═══ Records to process
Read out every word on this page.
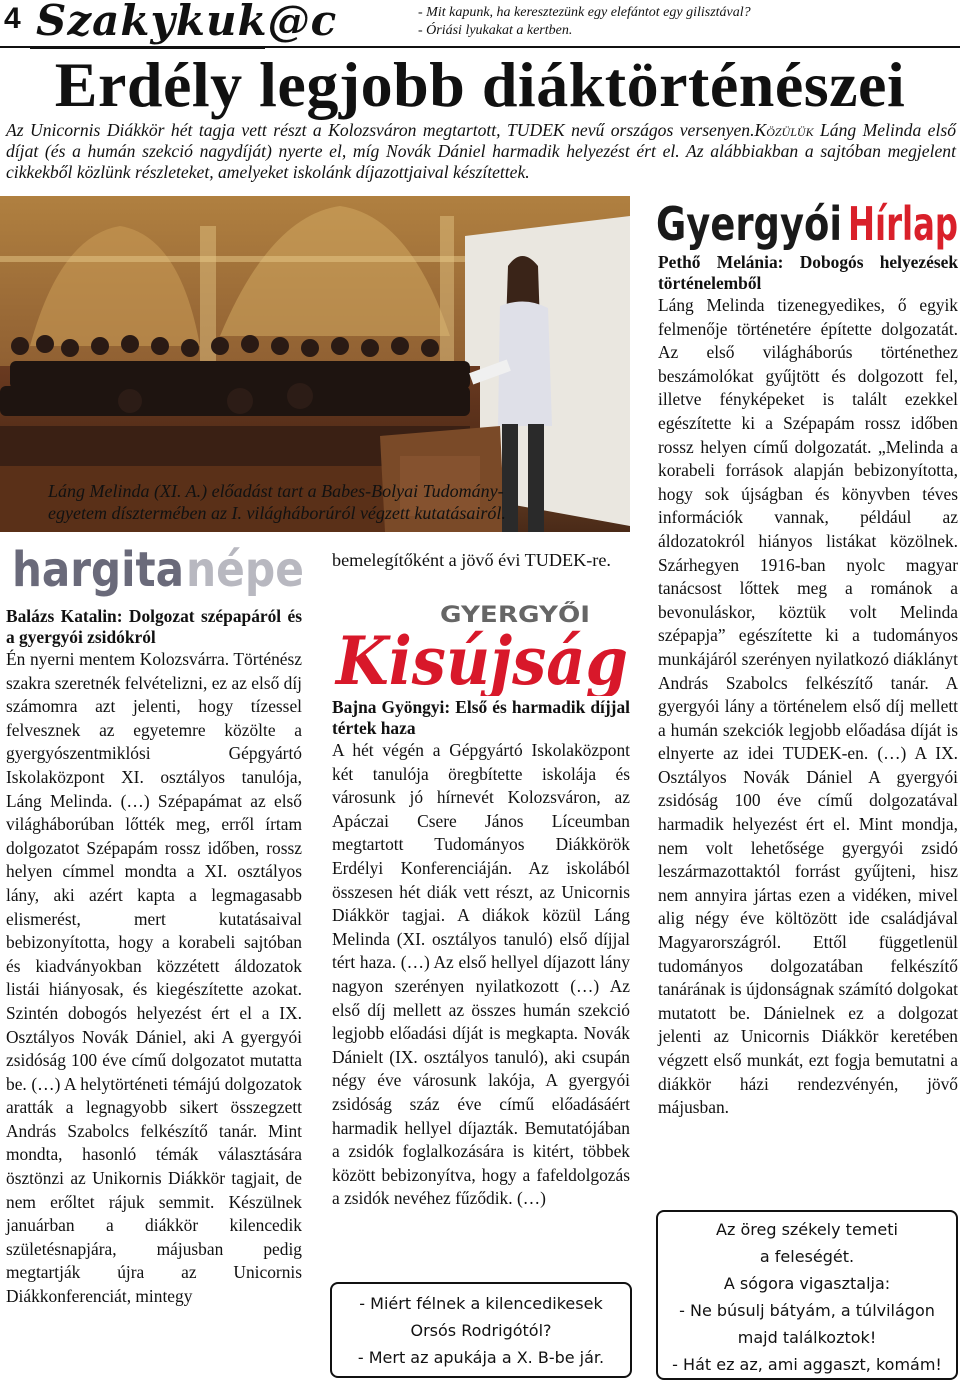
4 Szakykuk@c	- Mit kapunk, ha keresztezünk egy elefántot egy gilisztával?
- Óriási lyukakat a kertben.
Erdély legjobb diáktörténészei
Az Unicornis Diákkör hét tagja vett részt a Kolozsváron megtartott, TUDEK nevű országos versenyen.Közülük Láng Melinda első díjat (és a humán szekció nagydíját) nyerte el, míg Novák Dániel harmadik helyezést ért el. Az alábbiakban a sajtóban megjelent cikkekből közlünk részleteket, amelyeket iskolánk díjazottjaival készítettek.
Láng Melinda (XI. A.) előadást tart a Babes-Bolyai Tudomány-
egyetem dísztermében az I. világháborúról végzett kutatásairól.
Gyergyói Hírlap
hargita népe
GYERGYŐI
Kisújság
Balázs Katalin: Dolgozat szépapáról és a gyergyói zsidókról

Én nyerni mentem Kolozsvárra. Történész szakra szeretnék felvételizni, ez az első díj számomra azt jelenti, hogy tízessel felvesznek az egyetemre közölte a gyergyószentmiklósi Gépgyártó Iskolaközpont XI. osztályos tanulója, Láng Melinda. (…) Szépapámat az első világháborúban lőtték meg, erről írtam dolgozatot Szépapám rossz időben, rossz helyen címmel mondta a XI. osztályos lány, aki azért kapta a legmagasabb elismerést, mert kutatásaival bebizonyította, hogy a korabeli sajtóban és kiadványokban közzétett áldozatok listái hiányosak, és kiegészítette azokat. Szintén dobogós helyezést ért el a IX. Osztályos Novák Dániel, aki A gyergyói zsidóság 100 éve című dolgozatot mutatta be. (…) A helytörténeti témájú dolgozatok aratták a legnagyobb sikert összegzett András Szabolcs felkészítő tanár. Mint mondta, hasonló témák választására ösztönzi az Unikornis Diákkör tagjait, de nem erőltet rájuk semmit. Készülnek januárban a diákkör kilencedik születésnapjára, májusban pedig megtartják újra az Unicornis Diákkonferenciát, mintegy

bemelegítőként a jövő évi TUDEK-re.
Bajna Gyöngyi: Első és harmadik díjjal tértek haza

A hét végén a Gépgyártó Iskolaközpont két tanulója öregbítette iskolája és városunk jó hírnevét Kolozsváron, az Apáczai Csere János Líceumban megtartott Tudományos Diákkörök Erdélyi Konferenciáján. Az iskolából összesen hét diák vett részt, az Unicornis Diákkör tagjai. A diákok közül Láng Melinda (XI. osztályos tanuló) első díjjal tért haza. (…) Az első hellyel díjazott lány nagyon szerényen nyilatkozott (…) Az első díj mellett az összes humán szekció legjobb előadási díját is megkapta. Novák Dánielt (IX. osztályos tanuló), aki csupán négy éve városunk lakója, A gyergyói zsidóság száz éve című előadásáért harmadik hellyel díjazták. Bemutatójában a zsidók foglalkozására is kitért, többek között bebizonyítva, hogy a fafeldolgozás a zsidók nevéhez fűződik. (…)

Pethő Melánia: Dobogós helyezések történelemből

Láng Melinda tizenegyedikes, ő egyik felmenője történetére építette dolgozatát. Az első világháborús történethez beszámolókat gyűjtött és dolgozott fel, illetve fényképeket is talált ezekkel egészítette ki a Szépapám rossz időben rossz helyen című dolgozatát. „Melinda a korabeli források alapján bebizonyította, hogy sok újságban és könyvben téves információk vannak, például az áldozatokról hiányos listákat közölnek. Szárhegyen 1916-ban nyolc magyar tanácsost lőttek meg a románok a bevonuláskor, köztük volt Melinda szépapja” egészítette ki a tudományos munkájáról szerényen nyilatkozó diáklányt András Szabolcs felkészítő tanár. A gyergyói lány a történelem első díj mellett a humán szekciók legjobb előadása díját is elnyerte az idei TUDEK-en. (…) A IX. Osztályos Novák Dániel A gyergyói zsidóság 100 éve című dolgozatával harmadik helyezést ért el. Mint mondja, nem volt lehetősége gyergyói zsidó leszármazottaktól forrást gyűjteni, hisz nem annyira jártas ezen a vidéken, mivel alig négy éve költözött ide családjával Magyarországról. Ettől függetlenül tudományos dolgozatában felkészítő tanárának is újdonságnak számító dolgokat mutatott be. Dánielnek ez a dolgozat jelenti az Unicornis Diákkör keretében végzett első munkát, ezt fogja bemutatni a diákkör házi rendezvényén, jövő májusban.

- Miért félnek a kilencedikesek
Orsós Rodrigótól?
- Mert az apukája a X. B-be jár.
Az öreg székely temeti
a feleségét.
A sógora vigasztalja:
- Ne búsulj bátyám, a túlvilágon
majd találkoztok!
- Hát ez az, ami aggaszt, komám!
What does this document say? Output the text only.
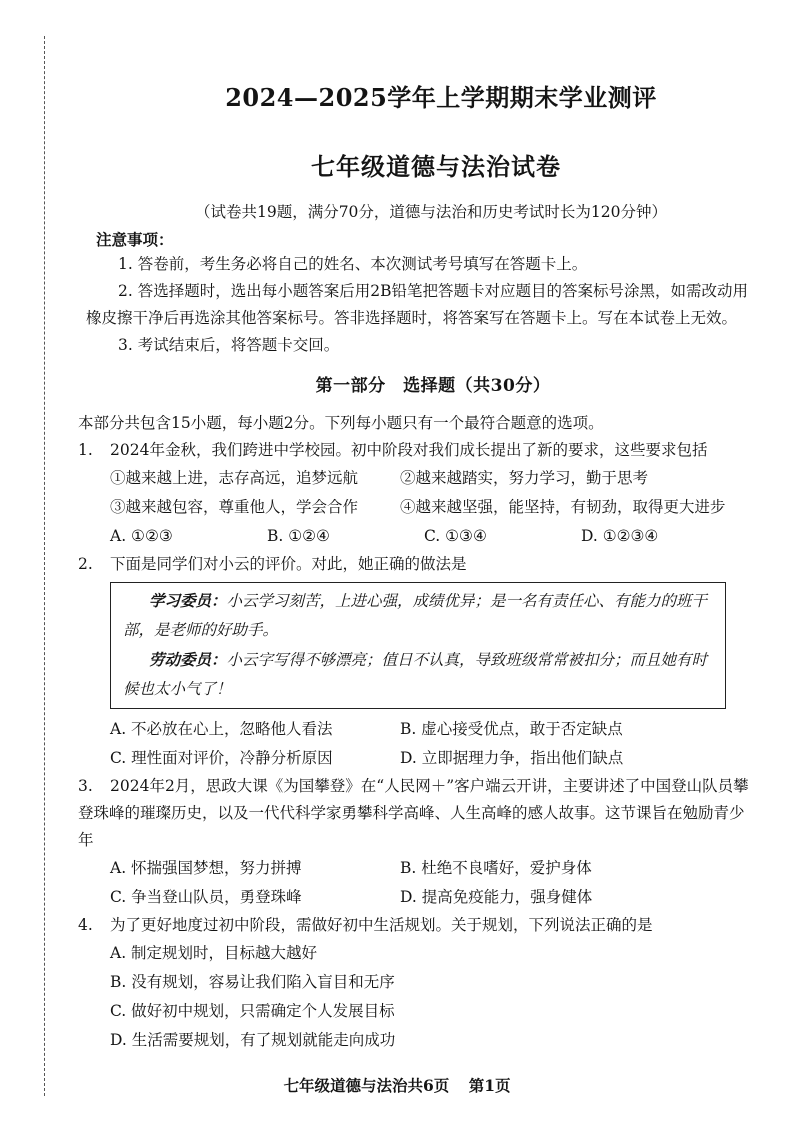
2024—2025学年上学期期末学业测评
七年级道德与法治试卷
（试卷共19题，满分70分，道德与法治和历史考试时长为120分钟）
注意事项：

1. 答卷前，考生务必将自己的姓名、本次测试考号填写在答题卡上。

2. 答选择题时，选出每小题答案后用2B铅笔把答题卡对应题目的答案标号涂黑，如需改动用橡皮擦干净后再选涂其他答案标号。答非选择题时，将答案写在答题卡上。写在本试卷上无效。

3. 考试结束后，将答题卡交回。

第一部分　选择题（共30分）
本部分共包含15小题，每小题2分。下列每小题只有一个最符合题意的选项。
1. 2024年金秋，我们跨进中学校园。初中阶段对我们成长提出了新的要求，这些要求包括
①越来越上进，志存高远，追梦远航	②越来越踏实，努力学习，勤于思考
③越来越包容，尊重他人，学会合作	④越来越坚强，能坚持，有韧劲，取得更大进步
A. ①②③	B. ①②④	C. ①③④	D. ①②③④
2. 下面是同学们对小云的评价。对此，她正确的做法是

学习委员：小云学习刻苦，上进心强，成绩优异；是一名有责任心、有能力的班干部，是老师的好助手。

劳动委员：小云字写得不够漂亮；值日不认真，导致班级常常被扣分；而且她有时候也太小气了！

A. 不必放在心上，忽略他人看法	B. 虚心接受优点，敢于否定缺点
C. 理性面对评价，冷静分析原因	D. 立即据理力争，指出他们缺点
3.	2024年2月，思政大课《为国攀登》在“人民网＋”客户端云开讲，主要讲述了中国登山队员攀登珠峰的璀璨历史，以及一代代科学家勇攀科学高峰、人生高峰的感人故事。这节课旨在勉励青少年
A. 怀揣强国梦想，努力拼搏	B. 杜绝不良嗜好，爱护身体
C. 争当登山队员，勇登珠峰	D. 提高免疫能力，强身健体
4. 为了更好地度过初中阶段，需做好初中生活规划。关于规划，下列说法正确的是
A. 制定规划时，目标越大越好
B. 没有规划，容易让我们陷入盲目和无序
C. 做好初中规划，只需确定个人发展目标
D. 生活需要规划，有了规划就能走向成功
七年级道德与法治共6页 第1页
══════
**Instruction:** Respond with nothing but the number of lines in the entries that contain the string "this".

**Full answer:** 2